Task objective: Reproduce all entries verbatim, with nothing added or dropped.

Records about charts and figures
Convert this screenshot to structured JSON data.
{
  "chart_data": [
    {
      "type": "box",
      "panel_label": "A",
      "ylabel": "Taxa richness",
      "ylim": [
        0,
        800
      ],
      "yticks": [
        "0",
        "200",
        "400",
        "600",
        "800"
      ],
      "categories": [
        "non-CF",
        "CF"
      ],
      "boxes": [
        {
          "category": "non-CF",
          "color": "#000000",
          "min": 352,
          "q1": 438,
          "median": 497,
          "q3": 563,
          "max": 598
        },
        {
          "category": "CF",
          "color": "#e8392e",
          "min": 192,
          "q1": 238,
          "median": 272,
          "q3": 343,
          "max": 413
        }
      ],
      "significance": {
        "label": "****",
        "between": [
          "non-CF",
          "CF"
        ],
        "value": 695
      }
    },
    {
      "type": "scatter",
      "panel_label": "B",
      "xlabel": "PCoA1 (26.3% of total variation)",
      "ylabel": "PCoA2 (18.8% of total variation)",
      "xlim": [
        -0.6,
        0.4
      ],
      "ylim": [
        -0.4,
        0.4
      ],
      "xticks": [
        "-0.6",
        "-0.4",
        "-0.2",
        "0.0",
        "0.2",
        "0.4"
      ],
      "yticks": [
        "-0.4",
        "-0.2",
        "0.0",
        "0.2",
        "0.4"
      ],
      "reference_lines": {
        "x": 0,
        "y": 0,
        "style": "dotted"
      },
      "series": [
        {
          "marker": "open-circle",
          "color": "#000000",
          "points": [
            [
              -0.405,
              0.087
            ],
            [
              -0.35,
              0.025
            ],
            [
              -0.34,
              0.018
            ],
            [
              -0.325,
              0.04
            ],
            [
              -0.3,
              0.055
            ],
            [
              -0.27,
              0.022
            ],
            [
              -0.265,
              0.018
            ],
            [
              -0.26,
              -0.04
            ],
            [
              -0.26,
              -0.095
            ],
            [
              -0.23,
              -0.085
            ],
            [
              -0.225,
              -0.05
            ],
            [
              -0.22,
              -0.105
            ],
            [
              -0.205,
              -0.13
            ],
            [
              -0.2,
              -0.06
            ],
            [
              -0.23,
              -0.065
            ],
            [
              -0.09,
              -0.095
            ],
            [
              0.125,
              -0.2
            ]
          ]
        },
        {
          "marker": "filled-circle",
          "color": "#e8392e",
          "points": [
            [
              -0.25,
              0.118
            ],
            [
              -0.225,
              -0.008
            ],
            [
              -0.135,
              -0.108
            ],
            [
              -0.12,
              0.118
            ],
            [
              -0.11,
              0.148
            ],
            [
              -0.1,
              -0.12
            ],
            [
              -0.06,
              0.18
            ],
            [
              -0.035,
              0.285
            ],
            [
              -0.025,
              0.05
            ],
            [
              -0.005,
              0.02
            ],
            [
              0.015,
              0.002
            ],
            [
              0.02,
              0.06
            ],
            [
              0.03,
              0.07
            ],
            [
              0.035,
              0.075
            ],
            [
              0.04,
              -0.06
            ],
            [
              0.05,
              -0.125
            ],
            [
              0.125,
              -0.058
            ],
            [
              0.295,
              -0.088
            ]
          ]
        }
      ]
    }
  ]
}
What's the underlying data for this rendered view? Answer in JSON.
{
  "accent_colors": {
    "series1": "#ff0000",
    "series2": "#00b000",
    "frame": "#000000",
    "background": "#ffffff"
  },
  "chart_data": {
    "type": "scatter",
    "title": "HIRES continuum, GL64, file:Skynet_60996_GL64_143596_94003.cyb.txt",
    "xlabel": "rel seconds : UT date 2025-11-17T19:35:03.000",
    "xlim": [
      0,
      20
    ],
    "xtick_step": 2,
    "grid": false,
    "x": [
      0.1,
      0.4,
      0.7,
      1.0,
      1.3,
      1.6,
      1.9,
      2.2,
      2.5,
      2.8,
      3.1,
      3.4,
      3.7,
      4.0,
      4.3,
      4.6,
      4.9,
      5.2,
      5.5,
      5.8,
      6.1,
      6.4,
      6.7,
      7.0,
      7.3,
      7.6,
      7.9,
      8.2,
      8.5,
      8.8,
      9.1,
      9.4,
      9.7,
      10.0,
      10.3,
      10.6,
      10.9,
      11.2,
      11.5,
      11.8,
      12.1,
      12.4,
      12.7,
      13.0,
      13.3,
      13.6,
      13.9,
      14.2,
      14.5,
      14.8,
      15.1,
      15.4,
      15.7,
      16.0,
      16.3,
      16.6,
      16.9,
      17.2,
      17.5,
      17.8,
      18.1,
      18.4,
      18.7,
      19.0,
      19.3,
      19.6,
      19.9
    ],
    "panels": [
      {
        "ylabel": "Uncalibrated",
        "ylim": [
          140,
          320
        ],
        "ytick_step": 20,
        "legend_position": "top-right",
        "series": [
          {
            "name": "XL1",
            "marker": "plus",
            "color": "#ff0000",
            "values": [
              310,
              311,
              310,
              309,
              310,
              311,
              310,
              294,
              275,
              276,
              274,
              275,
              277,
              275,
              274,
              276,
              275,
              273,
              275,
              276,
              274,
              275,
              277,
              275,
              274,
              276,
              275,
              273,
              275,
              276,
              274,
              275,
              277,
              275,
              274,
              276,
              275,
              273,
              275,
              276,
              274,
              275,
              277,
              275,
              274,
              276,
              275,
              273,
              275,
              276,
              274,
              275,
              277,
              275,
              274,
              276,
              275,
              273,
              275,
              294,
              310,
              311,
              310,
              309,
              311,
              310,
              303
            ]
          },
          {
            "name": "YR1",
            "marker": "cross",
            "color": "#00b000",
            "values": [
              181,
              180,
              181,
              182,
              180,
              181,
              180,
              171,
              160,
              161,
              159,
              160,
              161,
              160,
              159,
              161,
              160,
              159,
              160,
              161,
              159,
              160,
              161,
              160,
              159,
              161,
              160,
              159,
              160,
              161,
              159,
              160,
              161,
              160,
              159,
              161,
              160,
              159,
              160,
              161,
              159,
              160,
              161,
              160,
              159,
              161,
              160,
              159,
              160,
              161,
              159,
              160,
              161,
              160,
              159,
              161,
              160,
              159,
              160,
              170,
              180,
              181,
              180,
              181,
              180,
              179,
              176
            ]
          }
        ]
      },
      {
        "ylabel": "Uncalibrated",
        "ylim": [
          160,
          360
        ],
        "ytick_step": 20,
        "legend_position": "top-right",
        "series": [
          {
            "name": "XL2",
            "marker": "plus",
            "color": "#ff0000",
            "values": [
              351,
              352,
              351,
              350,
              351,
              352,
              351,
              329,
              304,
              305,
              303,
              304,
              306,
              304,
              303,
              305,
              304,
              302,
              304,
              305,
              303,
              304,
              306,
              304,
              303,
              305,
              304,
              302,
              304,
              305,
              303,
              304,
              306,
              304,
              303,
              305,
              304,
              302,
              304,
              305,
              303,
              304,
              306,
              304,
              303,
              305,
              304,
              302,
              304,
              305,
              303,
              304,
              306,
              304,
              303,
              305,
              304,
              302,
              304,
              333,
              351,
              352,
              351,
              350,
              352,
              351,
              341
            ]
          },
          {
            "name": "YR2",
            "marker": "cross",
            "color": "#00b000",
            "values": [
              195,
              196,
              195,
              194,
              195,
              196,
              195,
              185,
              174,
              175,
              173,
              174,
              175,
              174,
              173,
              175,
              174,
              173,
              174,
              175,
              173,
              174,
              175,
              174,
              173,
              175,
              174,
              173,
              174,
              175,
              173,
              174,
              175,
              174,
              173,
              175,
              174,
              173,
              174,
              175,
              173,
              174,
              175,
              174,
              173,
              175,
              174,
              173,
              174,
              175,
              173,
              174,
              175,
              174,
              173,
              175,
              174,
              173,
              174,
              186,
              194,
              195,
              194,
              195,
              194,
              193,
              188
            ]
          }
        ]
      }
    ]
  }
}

Written solution:
Convert this screenshot to structured JSON data.
{
  "chart_data": [
    {
      "type": "box",
      "panel_label": "A",
      "ylabel": "Taxa richness",
      "ylim": [
        0,
        800
      ],
      "yticks": [
        "0",
        "200",
        "400",
        "600",
        "800"
      ],
      "categories": [
        "non-CF",
        "CF"
      ],
      "boxes": [
        {
          "category": "non-CF",
          "color": "#000000",
          "min": 352,
          "q1": 438,
          "median": 497,
          "q3": 563,
          "max": 598
        },
        {
          "category": "CF",
          "color": "#e8392e",
          "min": 192,
          "q1": 238,
          "median": 272,
          "q3": 343,
          "max": 413
        }
      ],
      "significance": {
        "label": "****",
        "between": [
          "non-CF",
          "CF"
        ],
        "value": 695
      }
    },
    {
      "type": "scatter",
      "panel_label": "B",
      "xlabel": "PCoA1 (26.3% of total variation)",
      "ylabel": "PCoA2 (18.8% of total variation)",
      "xlim": [
        -0.6,
        0.4
      ],
      "ylim": [
        -0.4,
        0.4
      ],
      "xticks": [
        "-0.6",
        "-0.4",
        "-0.2",
        "0.0",
        "0.2",
        "0.4"
      ],
      "yticks": [
        "-0.4",
        "-0.2",
        "0.0",
        "0.2",
        "0.4"
      ],
      "reference_lines": {
        "x": 0,
        "y": 0,
        "style": "dotted"
      },
      "series": [
        {
          "marker": "open-circle",
          "color": "#000000",
          "points": [
            [
              -0.405,
              0.087
            ],
            [
              -0.35,
              0.025
            ],
            [
              -0.34,
              0.018
            ],
            [
              -0.325,
              0.04
            ],
            [
              -0.3,
              0.055
            ],
            [
              -0.27,
              0.022
            ],
            [
              -0.265,
              0.018
            ],
            [
              -0.26,
              -0.04
            ],
            [
              -0.26,
              -0.095
            ],
            [
              -0.23,
              -0.085
            ],
            [
              -0.225,
              -0.05
            ],
            [
              -0.22,
              -0.105
            ],
            [
              -0.205,
              -0.13
            ],
            [
              -0.2,
              -0.06
            ],
            [
              -0.23,
              -0.065
            ],
            [
              -0.09,
              -0.095
            ],
            [
              0.125,
              -0.2
            ]
          ]
        },
        {
          "marker": "filled-circle",
          "color": "#e8392e",
          "points": [
            [
              -0.25,
              0.118
            ],
            [
              -0.225,
              -0.008
            ],
            [
              -0.135,
              -0.108
            ],
            [
              -0.12,
              0.118
            ],
            [
              -0.11,
              0.148
            ],
            [
              -0.1,
              -0.12
            ],
            [
              -0.06,
              0.18
            ],
            [
              -0.035,
              0.285
            ],
            [
              -0.025,
              0.05
            ],
            [
              -0.005,
              0.02
            ],
            [
              0.015,
              0.002
            ],
            [
              0.02,
              0.06
            ],
            [
              0.03,
              0.07
            ],
            [
              0.035,
              0.075
            ],
            [
              0.04,
              -0.06
            ],
            [
              0.05,
              -0.125
            ],
            [
              0.125,
              -0.058
            ],
            [
              0.295,
              -0.088
            ]
          ]
        }
      ]
    }
  ]
}
What's the underlying data for this rendered view? Answer in JSON.
{
  "accent_colors": {
    "series1": "#ff0000",
    "series2": "#00b000",
    "frame": "#000000",
    "background": "#ffffff"
  },
  "chart_data": {
    "type": "scatter",
    "title": "HIRES continuum, GL64, file:Skynet_60996_GL64_143596_94003.cyb.txt",
    "xlabel": "rel seconds : UT date 2025-11-17T19:35:03.000",
    "xlim": [
      0,
      20
    ],
    "xtick_step": 2,
    "grid": false,
    "x": [
      0.1,
      0.4,
      0.7,
      1.0,
      1.3,
      1.6,
      1.9,
      2.2,
      2.5,
      2.8,
      3.1,
      3.4,
      3.7,
      4.0,
      4.3,
      4.6,
      4.9,
      5.2,
      5.5,
      5.8,
      6.1,
      6.4,
      6.7,
      7.0,
      7.3,
      7.6,
      7.9,
      8.2,
      8.5,
      8.8,
      9.1,
      9.4,
      9.7,
      10.0,
      10.3,
      10.6,
      10.9,
      11.2,
      11.5,
      11.8,
      12.1,
      12.4,
      12.7,
      13.0,
      13.3,
      13.6,
      13.9,
      14.2,
      14.5,
      14.8,
      15.1,
      15.4,
      15.7,
      16.0,
      16.3,
      16.6,
      16.9,
      17.2,
      17.5,
      17.8,
      18.1,
      18.4,
      18.7,
      19.0,
      19.3,
      19.6,
      19.9
    ],
    "panels": [
      {
        "ylabel": "Uncalibrated",
        "ylim": [
          140,
          320
        ],
        "ytick_step": 20,
        "legend_position": "top-right",
        "series": [
          {
            "name": "XL1",
            "marker": "plus",
            "color": "#ff0000",
            "values": [
              310,
              311,
              310,
              309,
              310,
              311,
              310,
              294,
              275,
              276,
              274,
              275,
              277,
              275,
              274,
              276,
              275,
              273,
              275,
              276,
              274,
              275,
              277,
              275,
              274,
              276,
              275,
              273,
              275,
              276,
              274,
              275,
              277,
              275,
              274,
              276,
              275,
              273,
              275,
              276,
              274,
              275,
              277,
              275,
              274,
              276,
              275,
              273,
              275,
              276,
              274,
              275,
              277,
              275,
              274,
              276,
              275,
              273,
              275,
              294,
              310,
              311,
              310,
              309,
              311,
              310,
              303
            ]
          },
          {
            "name": "YR1",
            "marker": "cross",
            "color": "#00b000",
            "values": [
              181,
              180,
              181,
              182,
              180,
              181,
              180,
              171,
              160,
              161,
              159,
              160,
              161,
              160,
              159,
              161,
              160,
              159,
              160,
              161,
              159,
              160,
              161,
              160,
              159,
              161,
              160,
              159,
              160,
              161,
              159,
              160,
              161,
              160,
              159,
              161,
              160,
              159,
              160,
              161,
              159,
              160,
              161,
              160,
              159,
              161,
              160,
              159,
              160,
              161,
              159,
              160,
              161,
              160,
              159,
              161,
              160,
              159,
              160,
              170,
              180,
              181,
              180,
              181,
              180,
              179,
              176
            ]
          }
        ]
      },
      {
        "ylabel": "Uncalibrated",
        "ylim": [
          160,
          360
        ],
        "ytick_step": 20,
        "legend_position": "top-right",
        "series": [
          {
            "name": "XL2",
            "marker": "plus",
            "color": "#ff0000",
            "values": [
              351,
              352,
              351,
              350,
              351,
              352,
              351,
              329,
              304,
              305,
              303,
              304,
              306,
              304,
              303,
              305,
              304,
              302,
              304,
              305,
              303,
              304,
              306,
              304,
              303,
              305,
              304,
              302,
              304,
              305,
              303,
              304,
              306,
              304,
              303,
              305,
              304,
              302,
              304,
              305,
              303,
              304,
              306,
              304,
              303,
              305,
              304,
              302,
              304,
              305,
              303,
              304,
              306,
              304,
              303,
              305,
              304,
              302,
              304,
              333,
              351,
              352,
              351,
              350,
              352,
              351,
              341
            ]
          },
          {
            "name": "YR2",
            "marker": "cross",
            "color": "#00b000",
            "values": [
              195,
              196,
              195,
              194,
              195,
              196,
              195,
              185,
              174,
              175,
              173,
              174,
              175,
              174,
              173,
              175,
              174,
              173,
              174,
              175,
              173,
              174,
              175,
              174,
              173,
              175,
              174,
              173,
              174,
              175,
              173,
              174,
              175,
              174,
              173,
              175,
              174,
              173,
              174,
              175,
              173,
              174,
              175,
              174,
              173,
              175,
              174,
              173,
              174,
              175,
              173,
              174,
              175,
              174,
              173,
              175,
              174,
              173,
              174,
              186,
              194,
              195,
              194,
              195,
              194,
              193,
              188
            ]
          }
        ]
      }
    ]
  }
}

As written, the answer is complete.